Output each entry below as it stands, leaving out every picture.
== ITEMS
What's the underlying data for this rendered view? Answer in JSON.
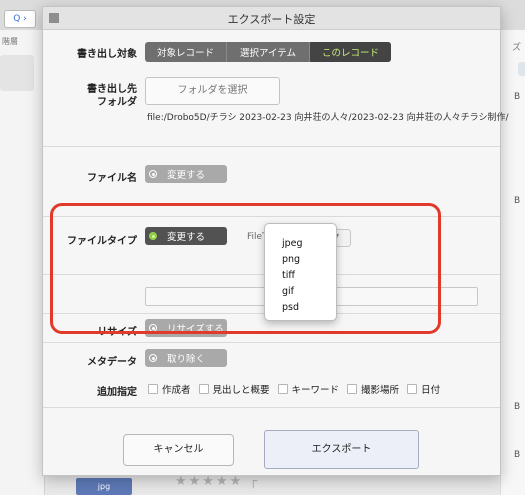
{
  "background": {
    "search_icon": "Q ›",
    "left_label": "階層",
    "right_label": "ズ",
    "right_marks": [
      "B",
      "B",
      "B",
      "B"
    ],
    "thumb_label": "jpg",
    "stars": "★★★★★ ┌"
  },
  "dialog": {
    "title": "エクスポート設定",
    "export_target": {
      "label": "書き出し対象",
      "options": [
        "対象レコード",
        "選択アイテム",
        "このレコード"
      ],
      "selected": "このレコード"
    },
    "export_dest": {
      "label_line1": "書き出し先",
      "label_line2": "フォルダ",
      "choose_button": "フォルダを選択",
      "path": "file:/Drobo5D/チラシ 2023-02-23 向井荘の人々/2023-02-23 向井荘の人々チラシ制作/"
    },
    "file_name": {
      "label": "ファイル名",
      "toggle_label": "変更する"
    },
    "file_type": {
      "label": "ファイルタイプ",
      "toggle_label": "変更する",
      "select_label": "FileTyp",
      "options": [
        "jpeg",
        "png",
        "tiff",
        "gif",
        "psd"
      ]
    },
    "resize": {
      "label": "リサイズ",
      "toggle_label": "リサイズする"
    },
    "metadata": {
      "label": "メタデータ",
      "toggle_label": "取り除く"
    },
    "additional": {
      "label": "追加指定",
      "options": [
        "作成者",
        "見出しと概要",
        "キーワード",
        "撮影場所",
        "日付"
      ]
    },
    "cancel_button": "キャンセル",
    "export_button": "エクスポート"
  },
  "colors": {
    "highlight_border": "#e23a2a",
    "active_segment_text": "#c9f07a",
    "toggle_on_dot": "#8ccd3f"
  }
}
====
__TASK RESULT__:
What's the underlying data for this rendered view? Answer in JSON.
{
  "background": {
    "search_icon": "Q ›",
    "left_label": "階層",
    "right_label": "ズ",
    "right_marks": [
      "B",
      "B",
      "B",
      "B"
    ],
    "thumb_label": "jpg",
    "stars": "★★★★★ ┌"
  },
  "dialog": {
    "title": "エクスポート設定",
    "export_target": {
      "label": "書き出し対象",
      "options": [
        "対象レコード",
        "選択アイテム",
        "このレコード"
      ],
      "selected": "このレコード"
    },
    "export_dest": {
      "label_line1": "書き出し先",
      "label_line2": "フォルダ",
      "choose_button": "フォルダを選択",
      "path": "file:/Drobo5D/チラシ 2023-02-23 向井荘の人々/2023-02-23 向井荘の人々チラシ制作/"
    },
    "file_name": {
      "label": "ファイル名",
      "toggle_label": "変更する"
    },
    "file_type": {
      "label": "ファイルタイプ",
      "toggle_label": "変更する",
      "select_label": "FileTyp",
      "options": [
        "jpeg",
        "png",
        "tiff",
        "gif",
        "psd"
      ]
    },
    "resize": {
      "label": "リサイズ",
      "toggle_label": "リサイズする"
    },
    "metadata": {
      "label": "メタデータ",
      "toggle_label": "取り除く"
    },
    "additional": {
      "label": "追加指定",
      "options": [
        "作成者",
        "見出しと概要",
        "キーワード",
        "撮影場所",
        "日付"
      ]
    },
    "cancel_button": "キャンセル",
    "export_button": "エクスポート"
  },
  "colors": {
    "highlight_border": "#e23a2a",
    "active_segment_text": "#c9f07a",
    "toggle_on_dot": "#8ccd3f"
  }
}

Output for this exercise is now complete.